*STATED TASK:* Repeat the entries that follow verbatim, without any of their pictures.

##### THE INPUT

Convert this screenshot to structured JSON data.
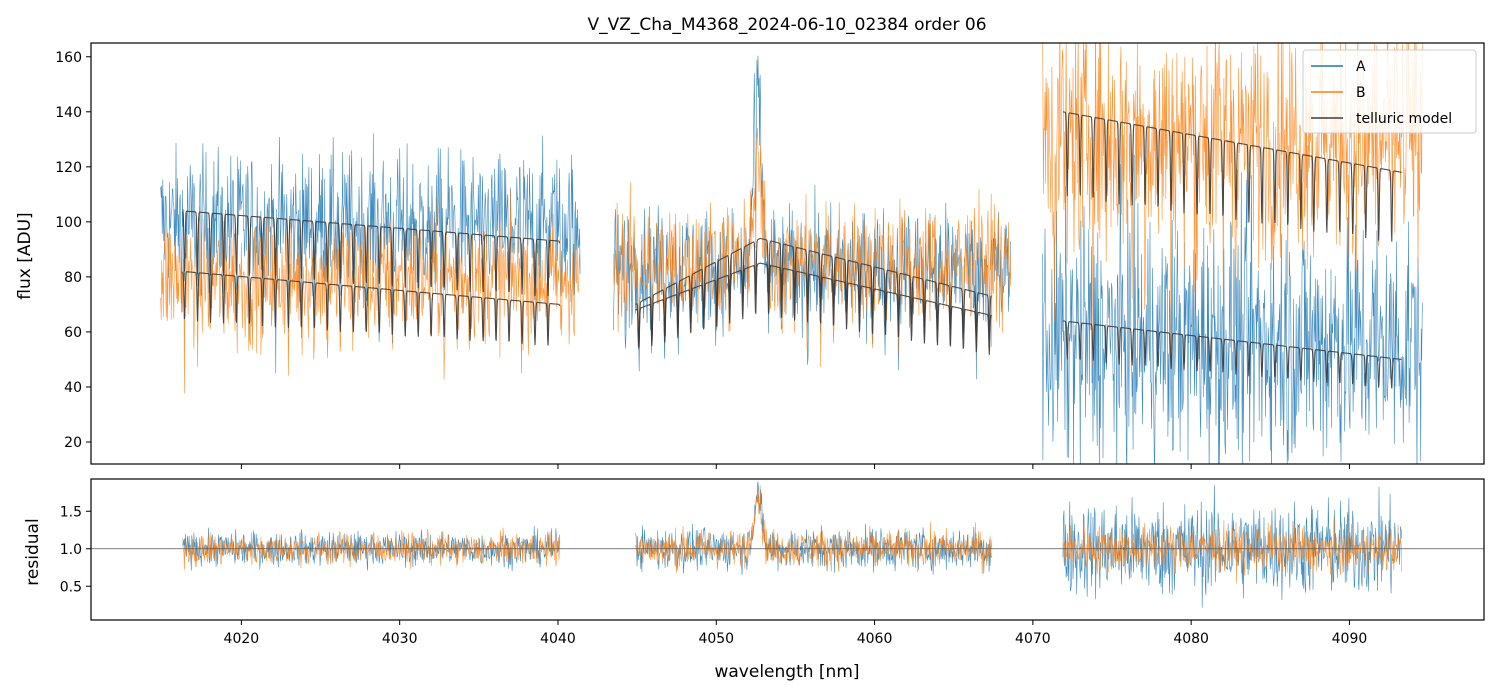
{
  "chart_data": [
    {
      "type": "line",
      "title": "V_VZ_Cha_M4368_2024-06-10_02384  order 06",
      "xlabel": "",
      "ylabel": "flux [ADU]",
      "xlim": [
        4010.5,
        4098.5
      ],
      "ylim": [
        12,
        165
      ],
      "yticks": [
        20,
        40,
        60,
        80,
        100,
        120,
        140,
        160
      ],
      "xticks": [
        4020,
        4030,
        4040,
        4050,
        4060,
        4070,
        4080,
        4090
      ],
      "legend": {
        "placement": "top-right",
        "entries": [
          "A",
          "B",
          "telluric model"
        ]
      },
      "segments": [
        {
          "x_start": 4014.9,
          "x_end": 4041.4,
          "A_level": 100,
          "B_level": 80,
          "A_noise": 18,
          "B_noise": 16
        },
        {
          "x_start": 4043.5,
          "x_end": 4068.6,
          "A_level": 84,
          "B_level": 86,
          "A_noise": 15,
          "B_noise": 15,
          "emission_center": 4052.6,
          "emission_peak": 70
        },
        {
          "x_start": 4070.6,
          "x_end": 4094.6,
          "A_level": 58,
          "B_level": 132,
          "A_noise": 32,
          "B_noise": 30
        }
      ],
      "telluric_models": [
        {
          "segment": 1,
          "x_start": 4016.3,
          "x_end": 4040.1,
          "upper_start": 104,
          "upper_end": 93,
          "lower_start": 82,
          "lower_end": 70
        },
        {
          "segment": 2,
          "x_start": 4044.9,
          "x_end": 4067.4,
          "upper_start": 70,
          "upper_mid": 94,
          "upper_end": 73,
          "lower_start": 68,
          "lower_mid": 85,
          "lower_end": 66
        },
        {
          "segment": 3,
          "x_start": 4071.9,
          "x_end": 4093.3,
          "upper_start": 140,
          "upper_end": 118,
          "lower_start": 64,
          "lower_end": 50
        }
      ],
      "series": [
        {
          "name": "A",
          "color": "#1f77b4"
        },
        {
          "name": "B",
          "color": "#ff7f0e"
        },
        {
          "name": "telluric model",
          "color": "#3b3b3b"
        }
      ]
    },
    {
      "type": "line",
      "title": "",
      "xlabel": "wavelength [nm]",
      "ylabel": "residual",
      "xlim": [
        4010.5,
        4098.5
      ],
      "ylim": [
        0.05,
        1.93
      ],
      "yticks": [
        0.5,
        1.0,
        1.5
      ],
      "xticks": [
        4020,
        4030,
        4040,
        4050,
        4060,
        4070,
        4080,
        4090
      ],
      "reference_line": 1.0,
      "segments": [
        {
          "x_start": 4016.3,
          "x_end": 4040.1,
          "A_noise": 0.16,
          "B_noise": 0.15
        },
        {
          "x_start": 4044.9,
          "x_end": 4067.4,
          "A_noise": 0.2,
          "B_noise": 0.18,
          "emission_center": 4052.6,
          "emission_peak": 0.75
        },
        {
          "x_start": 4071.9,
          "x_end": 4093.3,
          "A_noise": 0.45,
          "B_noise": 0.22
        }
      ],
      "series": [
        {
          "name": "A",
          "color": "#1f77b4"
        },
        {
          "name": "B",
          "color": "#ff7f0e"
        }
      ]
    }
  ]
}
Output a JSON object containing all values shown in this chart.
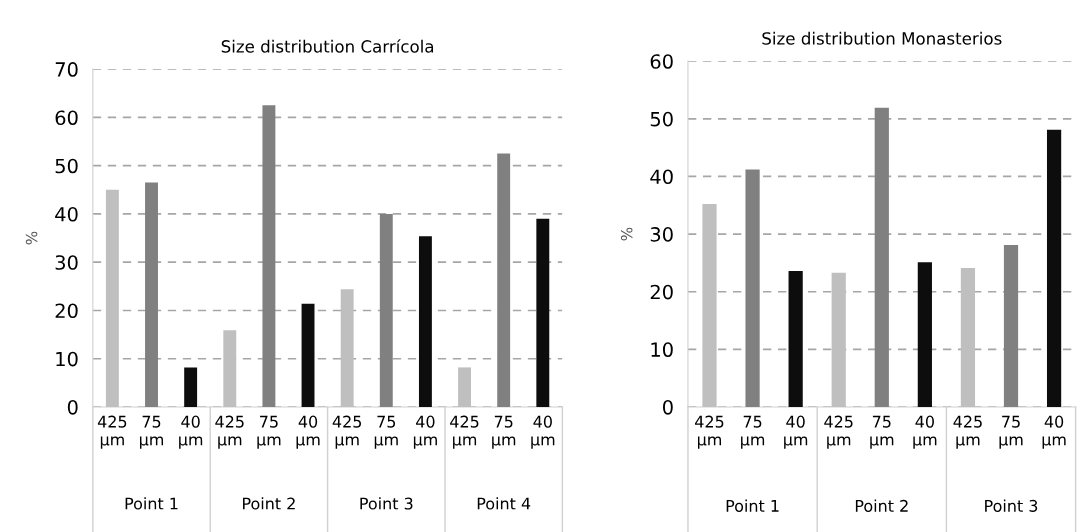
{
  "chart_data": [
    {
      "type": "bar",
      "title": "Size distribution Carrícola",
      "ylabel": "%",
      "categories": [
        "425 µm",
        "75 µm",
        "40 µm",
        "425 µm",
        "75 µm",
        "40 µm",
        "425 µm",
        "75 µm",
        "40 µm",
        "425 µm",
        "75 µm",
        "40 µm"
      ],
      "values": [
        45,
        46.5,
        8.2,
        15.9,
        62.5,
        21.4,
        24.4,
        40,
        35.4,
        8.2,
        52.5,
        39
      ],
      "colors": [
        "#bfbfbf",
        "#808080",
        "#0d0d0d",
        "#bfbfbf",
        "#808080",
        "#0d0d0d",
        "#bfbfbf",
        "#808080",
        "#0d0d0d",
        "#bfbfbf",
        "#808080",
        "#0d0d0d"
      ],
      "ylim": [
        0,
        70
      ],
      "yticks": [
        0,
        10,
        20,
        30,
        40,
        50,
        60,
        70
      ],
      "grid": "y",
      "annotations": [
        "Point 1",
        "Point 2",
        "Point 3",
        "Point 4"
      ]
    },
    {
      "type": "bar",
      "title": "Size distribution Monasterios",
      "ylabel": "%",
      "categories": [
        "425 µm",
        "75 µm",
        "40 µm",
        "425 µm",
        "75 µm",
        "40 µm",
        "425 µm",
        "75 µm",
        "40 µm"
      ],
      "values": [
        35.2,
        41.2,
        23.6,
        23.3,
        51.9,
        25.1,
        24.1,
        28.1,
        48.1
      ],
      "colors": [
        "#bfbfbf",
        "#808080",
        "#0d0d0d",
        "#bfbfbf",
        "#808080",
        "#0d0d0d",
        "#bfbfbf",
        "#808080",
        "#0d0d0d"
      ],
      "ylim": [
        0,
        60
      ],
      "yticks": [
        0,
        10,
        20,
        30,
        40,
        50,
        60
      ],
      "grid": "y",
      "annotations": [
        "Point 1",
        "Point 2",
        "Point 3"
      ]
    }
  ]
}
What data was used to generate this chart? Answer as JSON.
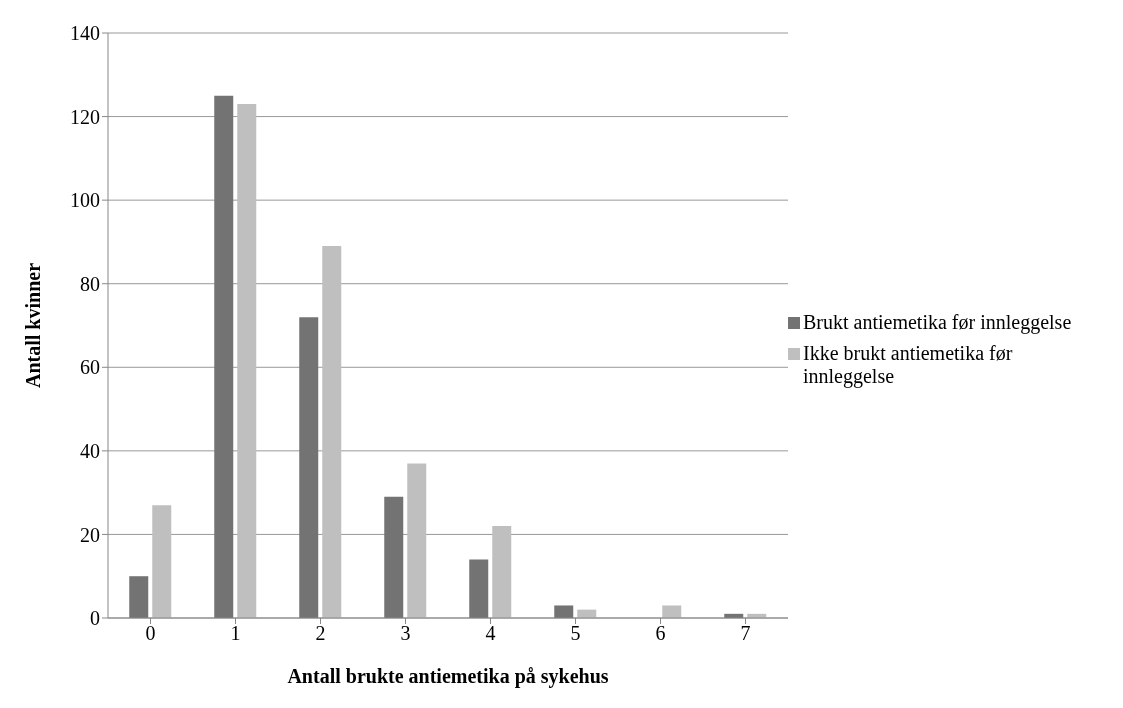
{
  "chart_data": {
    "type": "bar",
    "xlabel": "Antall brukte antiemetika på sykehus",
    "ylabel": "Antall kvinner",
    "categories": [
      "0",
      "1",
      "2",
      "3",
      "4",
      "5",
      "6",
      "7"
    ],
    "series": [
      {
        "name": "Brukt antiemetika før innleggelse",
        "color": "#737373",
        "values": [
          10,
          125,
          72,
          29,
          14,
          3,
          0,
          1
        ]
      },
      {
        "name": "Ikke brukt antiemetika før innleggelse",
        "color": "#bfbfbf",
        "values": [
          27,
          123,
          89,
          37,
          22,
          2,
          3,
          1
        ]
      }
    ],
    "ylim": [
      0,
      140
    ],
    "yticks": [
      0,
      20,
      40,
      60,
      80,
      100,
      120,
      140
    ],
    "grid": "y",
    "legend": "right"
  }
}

##########

*EXERCISE RESPONSE:*
Convert this screenshot to structured JSON data.
{
  "chart_data": [
    {
      "type": "line",
      "title": "V_VZ_Cha_M4368_2024-06-10_02384  order 06",
      "xlabel": "",
      "ylabel": "flux [ADU]",
      "xlim": [
        4010.5,
        4098.5
      ],
      "ylim": [
        12,
        165
      ],
      "yticks": [
        20,
        40,
        60,
        80,
        100,
        120,
        140,
        160
      ],
      "xticks": [
        4020,
        4030,
        4040,
        4050,
        4060,
        4070,
        4080,
        4090
      ],
      "legend": {
        "placement": "top-right",
        "entries": [
          "A",
          "B",
          "telluric model"
        ]
      },
      "segments": [
        {
          "x_start": 4014.9,
          "x_end": 4041.4,
          "A_level": 100,
          "B_level": 80,
          "A_noise": 18,
          "B_noise": 16
        },
        {
          "x_start": 4043.5,
          "x_end": 4068.6,
          "A_level": 84,
          "B_level": 86,
          "A_noise": 15,
          "B_noise": 15,
          "emission_center": 4052.6,
          "emission_peak": 70
        },
        {
          "x_start": 4070.6,
          "x_end": 4094.6,
          "A_level": 58,
          "B_level": 132,
          "A_noise": 32,
          "B_noise": 30
        }
      ],
      "telluric_models": [
        {
          "segment": 1,
          "x_start": 4016.3,
          "x_end": 4040.1,
          "upper_start": 104,
          "upper_end": 93,
          "lower_start": 82,
          "lower_end": 70
        },
        {
          "segment": 2,
          "x_start": 4044.9,
          "x_end": 4067.4,
          "upper_start": 70,
          "upper_mid": 94,
          "upper_end": 73,
          "lower_start": 68,
          "lower_mid": 85,
          "lower_end": 66
        },
        {
          "segment": 3,
          "x_start": 4071.9,
          "x_end": 4093.3,
          "upper_start": 140,
          "upper_end": 118,
          "lower_start": 64,
          "lower_end": 50
        }
      ],
      "series": [
        {
          "name": "A",
          "color": "#1f77b4"
        },
        {
          "name": "B",
          "color": "#ff7f0e"
        },
        {
          "name": "telluric model",
          "color": "#3b3b3b"
        }
      ]
    },
    {
      "type": "line",
      "title": "",
      "xlabel": "wavelength [nm]",
      "ylabel": "residual",
      "xlim": [
        4010.5,
        4098.5
      ],
      "ylim": [
        0.05,
        1.93
      ],
      "yticks": [
        0.5,
        1.0,
        1.5
      ],
      "xticks": [
        4020,
        4030,
        4040,
        4050,
        4060,
        4070,
        4080,
        4090
      ],
      "reference_line": 1.0,
      "segments": [
        {
          "x_start": 4016.3,
          "x_end": 4040.1,
          "A_noise": 0.16,
          "B_noise": 0.15
        },
        {
          "x_start": 4044.9,
          "x_end": 4067.4,
          "A_noise": 0.2,
          "B_noise": 0.18,
          "emission_center": 4052.6,
          "emission_peak": 0.75
        },
        {
          "x_start": 4071.9,
          "x_end": 4093.3,
          "A_noise": 0.45,
          "B_noise": 0.22
        }
      ],
      "series": [
        {
          "name": "A",
          "color": "#1f77b4"
        },
        {
          "name": "B",
          "color": "#ff7f0e"
        }
      ]
    }
  ]
}
Output a JSON object containing all values shown in this chart.
{
  "chart_data": [
    {
      "type": "bar",
      "title": "Size distribution Carrícola",
      "ylabel": "%",
      "categories": [
        "425 µm",
        "75 µm",
        "40 µm",
        "425 µm",
        "75 µm",
        "40 µm",
        "425 µm",
        "75 µm",
        "40 µm",
        "425 µm",
        "75 µm",
        "40 µm"
      ],
      "values": [
        45,
        46.5,
        8.2,
        15.9,
        62.5,
        21.4,
        24.4,
        40,
        35.4,
        8.2,
        52.5,
        39
      ],
      "colors": [
        "#bfbfbf",
        "#808080",
        "#0d0d0d",
        "#bfbfbf",
        "#808080",
        "#0d0d0d",
        "#bfbfbf",
        "#808080",
        "#0d0d0d",
        "#bfbfbf",
        "#808080",
        "#0d0d0d"
      ],
      "ylim": [
        0,
        70
      ],
      "yticks": [
        0,
        10,
        20,
        30,
        40,
        50,
        60,
        70
      ],
      "grid": "y",
      "annotations": [
        "Point 1",
        "Point 2",
        "Point 3",
        "Point 4"
      ]
    },
    {
      "type": "bar",
      "title": "Size distribution Monasterios",
      "ylabel": "%",
      "categories": [
        "425 µm",
        "75 µm",
        "40 µm",
        "425 µm",
        "75 µm",
        "40 µm",
        "425 µm",
        "75 µm",
        "40 µm"
      ],
      "values": [
        35.2,
        41.2,
        23.6,
        23.3,
        51.9,
        25.1,
        24.1,
        28.1,
        48.1
      ],
      "colors": [
        "#bfbfbf",
        "#808080",
        "#0d0d0d",
        "#bfbfbf",
        "#808080",
        "#0d0d0d",
        "#bfbfbf",
        "#808080",
        "#0d0d0d"
      ],
      "ylim": [
        0,
        60
      ],
      "yticks": [
        0,
        10,
        20,
        30,
        40,
        50,
        60
      ],
      "grid": "y",
      "annotations": [
        "Point 1",
        "Point 2",
        "Point 3"
      ]
    }
  ]
}
What data was used to generate this chart? Answer as JSON.
{
  "chart_data": {
    "type": "bar",
    "xlabel": "Antall brukte antiemetika på sykehus",
    "ylabel": "Antall kvinner",
    "categories": [
      "0",
      "1",
      "2",
      "3",
      "4",
      "5",
      "6",
      "7"
    ],
    "series": [
      {
        "name": "Brukt antiemetika før innleggelse",
        "color": "#737373",
        "values": [
          10,
          125,
          72,
          29,
          14,
          3,
          0,
          1
        ]
      },
      {
        "name": "Ikke brukt antiemetika før innleggelse",
        "color": "#bfbfbf",
        "values": [
          27,
          123,
          89,
          37,
          22,
          2,
          3,
          1
        ]
      }
    ],
    "ylim": [
      0,
      140
    ],
    "yticks": [
      0,
      20,
      40,
      60,
      80,
      100,
      120,
      140
    ],
    "grid": "y",
    "legend": "right"
  }
}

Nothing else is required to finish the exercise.